Dataset entries:
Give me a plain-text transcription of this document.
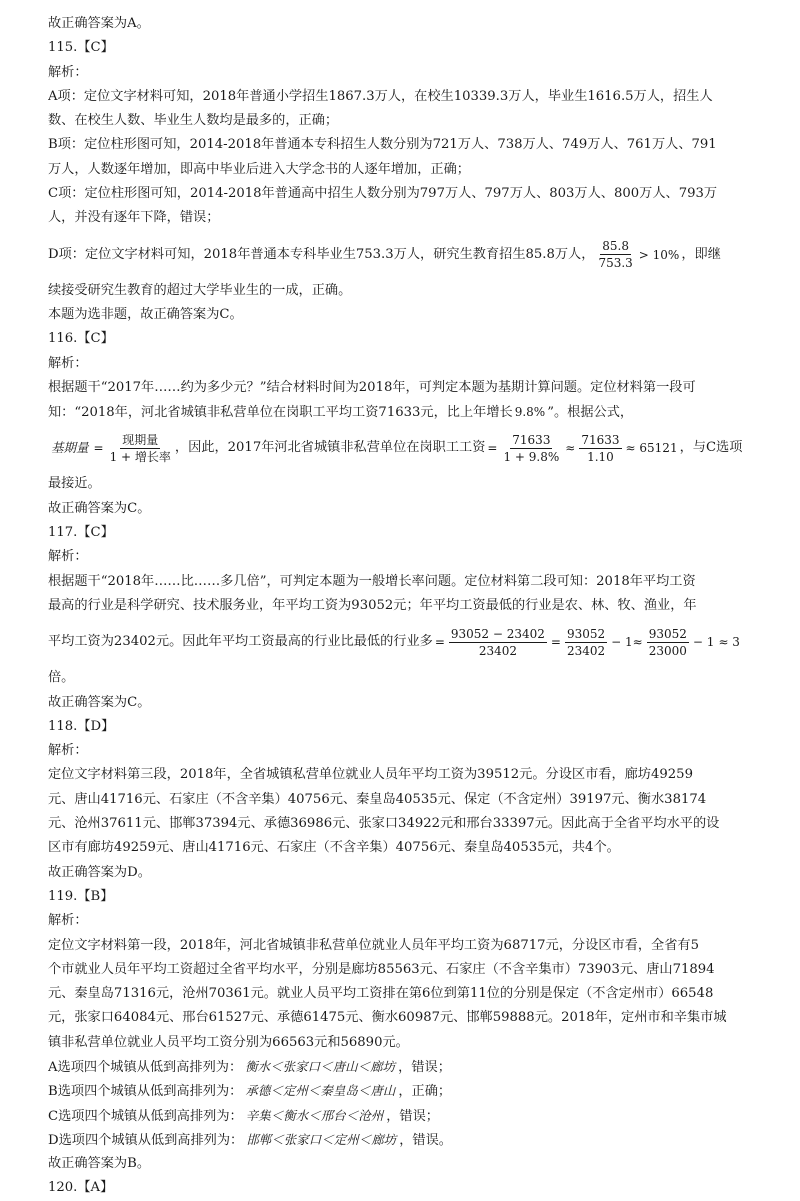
故正确答案为A。
115.【C】
解析：
A项：定位文字材料可知，2018年普通小学招生1867.3万人，在校生10339.3万人，毕业生1616.5万人，招生人
数、在校生人数、毕业生人数均是最多的，正确；
B项：定位柱形图可知，2014-2018年普通本专科招生人数分别为721万人、738万人、749万人、761万人、791
万人，人数逐年增加，即高中毕业后进入大学念书的人逐年增加，正确；
C项：定位柱形图可知，2014-2018年普通高中招生人数分别为797万人、797万人、803万人、800万人、793万
人，并没有逐年下降，错误；
D项：定位文字材料可知，2018年普通本专科毕业生753.3万人，研究生教育招生85.8万人， $\frac{85.8}{753.3} > 10\%$ ，即继
续接受研究生教育的超过大学毕业生的一成，正确。
本题为选非题，故正确答案为C。
116.【C】
解析：
根据题干“2017年……约为多少元？”结合材料时间为2018年，可判定本题为基期计算问题。定位材料第一段可
知：“2018年，河北省城镇非私营单位在岗职工平均工资71633元，比上年增长 9.8% ”。根据公式，
基期量 = $\frac{\text{现期量}}{\text{1 + 增长率}}$ ，因此，2017年河北省城镇非私营单位在岗职工工资 = $\frac{71633}{1 + 9.8\%} \approx \frac{71633}{1.10} \approx 65121$ ，与C选项
最接近。
故正确答案为C。
117.【C】
解析：
根据题干“2018年……比……多几倍”，可判定本题为一般增长率问题。定位材料第二段可知：2018年平均工资
最高的行业是科学研究、技术服务业，年平均工资为93052元；年平均工资最低的行业是农、林、牧、渔业，年
平均工资为23402元。因此年平均工资最高的行业比最低的行业多 = $\frac{93052 - 23402}{23402} = \frac{93052}{23402} - 1\approx \frac{93052}{23000} - 1 \approx 3$
倍。
故正确答案为C。
118.【D】
解析：
定位文字材料第三段，2018年，全省城镇私营单位就业人员年平均工资为39512元。分设区市看，廊坊49259
元、唐山41716元、石家庄（不含辛集）40756元、秦皇岛40535元、保定（不含定州）39197元、衡水38174
元、沧州37611元、邯郸37394元、承德36986元、张家口34922元和邢台33397元。因此高于全省平均水平的设
区市有廊坊49259元、唐山41716元、石家庄（不含辛集）40756元、秦皇岛40535元，共4个。
故正确答案为D。
119.【B】
解析：
定位文字材料第一段，2018年，河北省城镇非私营单位就业人员年平均工资为68717元，分设区市看，全省有5
个市就业人员年平均工资超过全省平均水平，分别是廊坊85563元、石家庄（不含辛集市）73903元、唐山71894
元、秦皇岛71316元，沧州70361元。就业人员平均工资排在第6位到第11位的分别是保定（不含定州市）66548
元，张家口64084元、邢台61527元、承德61475元、衡水60987元、邯郸59888元。2018年，定州市和辛集市城
镇非私营单位就业人员平均工资分别为66563元和56890元。
A选项四个城镇从低到高排列为： 衡水＜张家口＜唐山＜廊坊 ，错误；
B选项四个城镇从低到高排列为： 承德＜定州＜秦皇岛＜唐山 ，正确；
C选项四个城镇从低到高排列为： 辛集＜衡水＜邢台＜沧州 ，错误；
D选项四个城镇从低到高排列为： 邯郸＜张家口＜定州＜廊坊 ，错误。
故正确答案为B。
120.【A】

DESCRIPTION OF THE TASK: Give every line above again exactly, with no pictures.

FINAL RESULT:
Give me a plain-text transcription of this document.
故正确答案为A。
115.【C】
解析：
A项：定位文字材料可知，2018年普通小学招生1867.3万人，在校生10339.3万人，毕业生1616.5万人，招生人
数、在校生人数、毕业生人数均是最多的，正确；
B项：定位柱形图可知，2014-2018年普通本专科招生人数分别为721万人、738万人、749万人、761万人、791
万人，人数逐年增加，即高中毕业后进入大学念书的人逐年增加，正确；
C项：定位柱形图可知，2014-2018年普通高中招生人数分别为797万人、797万人、803万人、800万人、793万
人，并没有逐年下降，错误；
D项：定位文字材料可知，2018年普通本专科毕业生753.3万人，研究生教育招生85.8万人， $\frac{85.8}{753.3} > 10\%$ ，即继
续接受研究生教育的超过大学毕业生的一成，正确。
本题为选非题，故正确答案为C。
116.【C】
解析：
根据题干“2017年……约为多少元？”结合材料时间为2018年，可判定本题为基期计算问题。定位材料第一段可
知：“2018年，河北省城镇非私营单位在岗职工平均工资71633元，比上年增长 9.8% ”。根据公式，
基期量 = $\frac{\text{现期量}}{\text{1 + 增长率}}$ ，因此，2017年河北省城镇非私营单位在岗职工工资 = $\frac{71633}{1 + 9.8\%} \approx \frac{71633}{1.10} \approx 65121$ ，与C选项
最接近。
故正确答案为C。
117.【C】
解析：
根据题干“2018年……比……多几倍”，可判定本题为一般增长率问题。定位材料第二段可知：2018年平均工资
最高的行业是科学研究、技术服务业，年平均工资为93052元；年平均工资最低的行业是农、林、牧、渔业，年
平均工资为23402元。因此年平均工资最高的行业比最低的行业多 = $\frac{93052 - 23402}{23402} = \frac{93052}{23402} - 1\approx \frac{93052}{23000} - 1 \approx 3$
倍。
故正确答案为C。
118.【D】
解析：
定位文字材料第三段，2018年，全省城镇私营单位就业人员年平均工资为39512元。分设区市看，廊坊49259
元、唐山41716元、石家庄（不含辛集）40756元、秦皇岛40535元、保定（不含定州）39197元、衡水38174
元、沧州37611元、邯郸37394元、承德36986元、张家口34922元和邢台33397元。因此高于全省平均水平的设
区市有廊坊49259元、唐山41716元、石家庄（不含辛集）40756元、秦皇岛40535元，共4个。
故正确答案为D。
119.【B】
解析：
定位文字材料第一段，2018年，河北省城镇非私营单位就业人员年平均工资为68717元，分设区市看，全省有5
个市就业人员年平均工资超过全省平均水平，分别是廊坊85563元、石家庄（不含辛集市）73903元、唐山71894
元、秦皇岛71316元，沧州70361元。就业人员平均工资排在第6位到第11位的分别是保定（不含定州市）66548
元，张家口64084元、邢台61527元、承德61475元、衡水60987元、邯郸59888元。2018年，定州市和辛集市城
镇非私营单位就业人员平均工资分别为66563元和56890元。
A选项四个城镇从低到高排列为： 衡水＜张家口＜唐山＜廊坊 ，错误；
B选项四个城镇从低到高排列为： 承德＜定州＜秦皇岛＜唐山 ，正确；
C选项四个城镇从低到高排列为： 辛集＜衡水＜邢台＜沧州 ，错误；
D选项四个城镇从低到高排列为： 邯郸＜张家口＜定州＜廊坊 ，错误。
故正确答案为B。
120.【A】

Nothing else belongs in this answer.